Task details =>
Update the entries below by changing every "lead-card" to "intake-card", keeping everything else the same.
--- Data for this task ---
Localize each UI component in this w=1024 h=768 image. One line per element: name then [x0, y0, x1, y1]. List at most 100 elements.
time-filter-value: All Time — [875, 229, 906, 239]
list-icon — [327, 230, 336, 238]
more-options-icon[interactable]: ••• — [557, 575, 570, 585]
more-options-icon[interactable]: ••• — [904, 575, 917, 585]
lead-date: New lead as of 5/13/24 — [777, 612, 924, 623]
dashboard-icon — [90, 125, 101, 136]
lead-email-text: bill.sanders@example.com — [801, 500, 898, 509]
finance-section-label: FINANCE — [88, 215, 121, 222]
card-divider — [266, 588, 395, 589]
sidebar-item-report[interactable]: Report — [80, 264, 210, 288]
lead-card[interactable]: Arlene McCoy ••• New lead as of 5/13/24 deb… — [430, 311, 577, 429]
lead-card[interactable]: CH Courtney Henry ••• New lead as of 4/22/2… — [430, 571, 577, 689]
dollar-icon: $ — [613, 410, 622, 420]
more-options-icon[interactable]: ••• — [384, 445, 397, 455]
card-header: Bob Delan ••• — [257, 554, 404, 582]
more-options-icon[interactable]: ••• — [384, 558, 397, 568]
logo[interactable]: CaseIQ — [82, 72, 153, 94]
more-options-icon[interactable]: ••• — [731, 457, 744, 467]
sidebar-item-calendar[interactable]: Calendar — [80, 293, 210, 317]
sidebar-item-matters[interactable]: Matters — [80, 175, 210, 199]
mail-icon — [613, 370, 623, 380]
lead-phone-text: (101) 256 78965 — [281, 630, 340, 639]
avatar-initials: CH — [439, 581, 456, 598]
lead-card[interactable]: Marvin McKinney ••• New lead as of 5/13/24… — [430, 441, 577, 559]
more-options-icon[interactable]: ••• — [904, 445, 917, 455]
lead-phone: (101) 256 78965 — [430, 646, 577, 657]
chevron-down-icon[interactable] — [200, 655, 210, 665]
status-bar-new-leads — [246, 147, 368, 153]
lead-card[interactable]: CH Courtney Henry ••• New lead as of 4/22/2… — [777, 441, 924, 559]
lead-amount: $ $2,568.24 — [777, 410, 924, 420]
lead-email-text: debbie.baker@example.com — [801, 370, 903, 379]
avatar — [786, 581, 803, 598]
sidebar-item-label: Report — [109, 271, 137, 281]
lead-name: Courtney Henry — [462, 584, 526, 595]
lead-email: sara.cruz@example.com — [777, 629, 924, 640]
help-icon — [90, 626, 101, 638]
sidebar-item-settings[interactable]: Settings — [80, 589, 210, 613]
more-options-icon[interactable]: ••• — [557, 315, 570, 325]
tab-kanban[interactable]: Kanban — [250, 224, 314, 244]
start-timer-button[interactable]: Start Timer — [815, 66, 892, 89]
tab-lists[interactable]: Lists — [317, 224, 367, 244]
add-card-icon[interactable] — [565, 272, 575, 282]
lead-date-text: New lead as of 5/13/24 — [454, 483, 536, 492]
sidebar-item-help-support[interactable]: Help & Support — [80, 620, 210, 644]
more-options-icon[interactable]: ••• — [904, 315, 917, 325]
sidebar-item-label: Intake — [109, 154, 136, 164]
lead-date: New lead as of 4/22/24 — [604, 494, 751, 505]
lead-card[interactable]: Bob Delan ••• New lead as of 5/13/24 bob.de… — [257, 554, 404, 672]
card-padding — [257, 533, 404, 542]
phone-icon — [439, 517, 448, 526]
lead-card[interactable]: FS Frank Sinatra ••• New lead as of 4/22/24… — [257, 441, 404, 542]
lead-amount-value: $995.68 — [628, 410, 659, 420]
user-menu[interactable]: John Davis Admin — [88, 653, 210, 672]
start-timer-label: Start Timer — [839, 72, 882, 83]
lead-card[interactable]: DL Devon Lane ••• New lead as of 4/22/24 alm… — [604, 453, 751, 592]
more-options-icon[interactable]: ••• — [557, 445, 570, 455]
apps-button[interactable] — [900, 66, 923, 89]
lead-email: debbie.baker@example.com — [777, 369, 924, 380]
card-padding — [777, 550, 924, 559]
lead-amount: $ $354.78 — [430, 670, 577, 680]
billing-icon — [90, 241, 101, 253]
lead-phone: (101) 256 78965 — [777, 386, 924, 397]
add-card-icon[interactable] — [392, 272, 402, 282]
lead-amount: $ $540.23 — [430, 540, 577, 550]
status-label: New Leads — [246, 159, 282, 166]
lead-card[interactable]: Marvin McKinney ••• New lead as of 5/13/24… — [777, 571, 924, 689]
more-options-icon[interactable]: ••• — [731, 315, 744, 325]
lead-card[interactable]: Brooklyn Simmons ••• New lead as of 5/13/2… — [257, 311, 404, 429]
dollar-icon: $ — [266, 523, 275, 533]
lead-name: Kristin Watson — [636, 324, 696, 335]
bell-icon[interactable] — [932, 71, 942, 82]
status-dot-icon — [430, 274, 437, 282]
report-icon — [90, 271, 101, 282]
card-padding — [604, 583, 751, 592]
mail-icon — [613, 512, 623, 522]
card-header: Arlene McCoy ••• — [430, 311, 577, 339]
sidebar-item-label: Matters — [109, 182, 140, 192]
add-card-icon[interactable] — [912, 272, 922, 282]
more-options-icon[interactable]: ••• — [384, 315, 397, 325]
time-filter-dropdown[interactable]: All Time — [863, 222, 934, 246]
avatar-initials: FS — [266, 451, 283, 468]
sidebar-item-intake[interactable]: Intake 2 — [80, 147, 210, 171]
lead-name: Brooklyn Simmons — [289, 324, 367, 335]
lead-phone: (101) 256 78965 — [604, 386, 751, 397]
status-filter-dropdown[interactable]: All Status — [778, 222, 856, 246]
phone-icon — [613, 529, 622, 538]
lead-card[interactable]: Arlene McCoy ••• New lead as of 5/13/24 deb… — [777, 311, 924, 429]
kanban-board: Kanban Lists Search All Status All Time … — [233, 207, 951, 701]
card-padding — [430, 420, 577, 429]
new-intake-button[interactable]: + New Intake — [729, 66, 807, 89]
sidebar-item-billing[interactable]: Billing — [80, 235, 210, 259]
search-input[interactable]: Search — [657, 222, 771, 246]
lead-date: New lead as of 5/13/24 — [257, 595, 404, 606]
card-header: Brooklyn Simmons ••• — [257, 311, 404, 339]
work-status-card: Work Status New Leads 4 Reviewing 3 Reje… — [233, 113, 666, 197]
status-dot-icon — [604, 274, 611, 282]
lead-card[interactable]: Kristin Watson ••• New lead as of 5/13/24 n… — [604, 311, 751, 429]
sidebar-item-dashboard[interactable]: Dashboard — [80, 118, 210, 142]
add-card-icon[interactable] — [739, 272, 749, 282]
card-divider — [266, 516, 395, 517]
---
Full output =>
Localize each UI component in this w=1024 h=768 image. One line per element: name then [x0, y0, x1, y1]. List at most 100 elements.
time-filter-value: All Time — [875, 229, 906, 239]
list-icon — [327, 230, 336, 238]
more-options-icon[interactable]: ••• — [557, 575, 570, 585]
more-options-icon[interactable]: ••• — [904, 575, 917, 585]
lead-date: New lead as of 5/13/24 — [777, 612, 924, 623]
dashboard-icon — [90, 125, 101, 136]
lead-email-text: bill.sanders@example.com — [801, 500, 898, 509]
finance-section-label: FINANCE — [88, 215, 121, 222]
card-divider — [266, 588, 395, 589]
sidebar-item-report[interactable]: Report — [80, 264, 210, 288]
intake-card[interactable]: Arlene McCoy ••• New lead as of 5/13/24 deb… — [430, 311, 577, 429]
intake-card[interactable]: CH Courtney Henry ••• New lead as of 4/22/2… — [430, 571, 577, 689]
dollar-icon: $ — [613, 410, 622, 420]
more-options-icon[interactable]: ••• — [384, 445, 397, 455]
card-header: Bob Delan ••• — [257, 554, 404, 582]
more-options-icon[interactable]: ••• — [384, 558, 397, 568]
logo[interactable]: CaseIQ — [82, 72, 153, 94]
more-options-icon[interactable]: ••• — [731, 457, 744, 467]
sidebar-item-calendar[interactable]: Calendar — [80, 293, 210, 317]
sidebar-item-matters[interactable]: Matters — [80, 175, 210, 199]
mail-icon — [613, 370, 623, 380]
lead-phone-text: (101) 256 78965 — [281, 630, 340, 639]
avatar-initials: CH — [439, 581, 456, 598]
intake-card[interactable]: Marvin McKinney ••• New lead as of 5/13/24… — [430, 441, 577, 559]
more-options-icon[interactable]: ••• — [904, 445, 917, 455]
lead-phone: (101) 256 78965 — [430, 646, 577, 657]
chevron-down-icon[interactable] — [200, 655, 210, 665]
status-bar-new-leads — [246, 147, 368, 153]
intake-card[interactable]: CH Courtney Henry ••• New lead as of 4/22/2… — [777, 441, 924, 559]
lead-amount: $ $2,568.24 — [777, 410, 924, 420]
lead-email-text: debbie.baker@example.com — [801, 370, 903, 379]
avatar — [786, 581, 803, 598]
sidebar-item-label: Report — [109, 271, 137, 281]
lead-name: Courtney Henry — [462, 584, 526, 595]
lead-email: sara.cruz@example.com — [777, 629, 924, 640]
help-icon — [90, 626, 101, 638]
sidebar-item-settings[interactable]: Settings — [80, 589, 210, 613]
more-options-icon[interactable]: ••• — [557, 315, 570, 325]
tab-kanban[interactable]: Kanban — [250, 224, 314, 244]
start-timer-button[interactable]: Start Timer — [815, 66, 892, 89]
tab-lists[interactable]: Lists — [317, 224, 367, 244]
add-card-icon[interactable] — [565, 272, 575, 282]
lead-date-text: New lead as of 5/13/24 — [454, 483, 536, 492]
sidebar-item-help-support[interactable]: Help & Support — [80, 620, 210, 644]
more-options-icon[interactable]: ••• — [904, 315, 917, 325]
sidebar-item-label: Intake — [109, 154, 136, 164]
lead-date: New lead as of 4/22/24 — [604, 494, 751, 505]
intake-card[interactable]: Bob Delan ••• New lead as of 5/13/24 bob.de… — [257, 554, 404, 672]
card-padding — [257, 533, 404, 542]
phone-icon — [439, 517, 448, 526]
intake-card[interactable]: FS Frank Sinatra ••• New lead as of 4/22/24… — [257, 441, 404, 542]
lead-amount-value: $995.68 — [628, 410, 659, 420]
user-menu[interactable]: John Davis Admin — [88, 653, 210, 672]
start-timer-label: Start Timer — [839, 72, 882, 83]
intake-card[interactable]: DL Devon Lane ••• New lead as of 4/22/24 alm… — [604, 453, 751, 592]
more-options-icon[interactable]: ••• — [557, 445, 570, 455]
apps-button[interactable] — [900, 66, 923, 89]
lead-email: debbie.baker@example.com — [777, 369, 924, 380]
card-padding — [777, 550, 924, 559]
lead-amount: $ $354.78 — [430, 670, 577, 680]
billing-icon — [90, 241, 101, 253]
lead-phone: (101) 256 78965 — [777, 386, 924, 397]
add-card-icon[interactable] — [392, 272, 402, 282]
lead-amount: $ $540.23 — [430, 540, 577, 550]
status-label: New Leads — [246, 159, 282, 166]
intake-card[interactable]: Marvin McKinney ••• New lead as of 5/13/24… — [777, 571, 924, 689]
more-options-icon[interactable]: ••• — [731, 315, 744, 325]
intake-card[interactable]: Brooklyn Simmons ••• New lead as of 5/13/2… — [257, 311, 404, 429]
dollar-icon: $ — [266, 523, 275, 533]
lead-name: Kristin Watson — [636, 324, 696, 335]
bell-icon[interactable] — [932, 71, 942, 82]
status-dot-icon — [430, 274, 437, 282]
report-icon — [90, 271, 101, 282]
card-padding — [604, 583, 751, 592]
mail-icon — [613, 512, 623, 522]
card-header: Arlene McCoy ••• — [430, 311, 577, 339]
sidebar-item-label: Matters — [109, 182, 140, 192]
add-card-icon[interactable] — [912, 272, 922, 282]
more-options-icon[interactable]: ••• — [384, 315, 397, 325]
time-filter-dropdown[interactable]: All Time — [863, 222, 934, 246]
avatar-initials: FS — [266, 451, 283, 468]
sidebar-item-intake[interactable]: Intake 2 — [80, 147, 210, 171]
lead-name: Brooklyn Simmons — [289, 324, 367, 335]
lead-phone: (101) 256 78965 — [604, 386, 751, 397]
status-filter-dropdown[interactable]: All Status — [778, 222, 856, 246]
phone-icon — [613, 529, 622, 538]
intake-card[interactable]: Arlene McCoy ••• New lead as of 5/13/24 deb… — [777, 311, 924, 429]
kanban-board: Kanban Lists Search All Status All Time … — [233, 207, 951, 701]
card-padding — [430, 420, 577, 429]
new-intake-button[interactable]: + New Intake — [729, 66, 807, 89]
sidebar-item-billing[interactable]: Billing — [80, 235, 210, 259]
search-input[interactable]: Search — [657, 222, 771, 246]
lead-date: New lead as of 5/13/24 — [257, 595, 404, 606]
card-header: Brooklyn Simmons ••• — [257, 311, 404, 339]
work-status-card: Work Status New Leads 4 Reviewing 3 Reje… — [233, 113, 666, 197]
status-dot-icon — [604, 274, 611, 282]
intake-card[interactable]: Kristin Watson ••• New lead as of 5/13/24 n… — [604, 311, 751, 429]
sidebar-item-dashboard[interactable]: Dashboard — [80, 118, 210, 142]
add-card-icon[interactable] — [739, 272, 749, 282]
card-divider — [266, 516, 395, 517]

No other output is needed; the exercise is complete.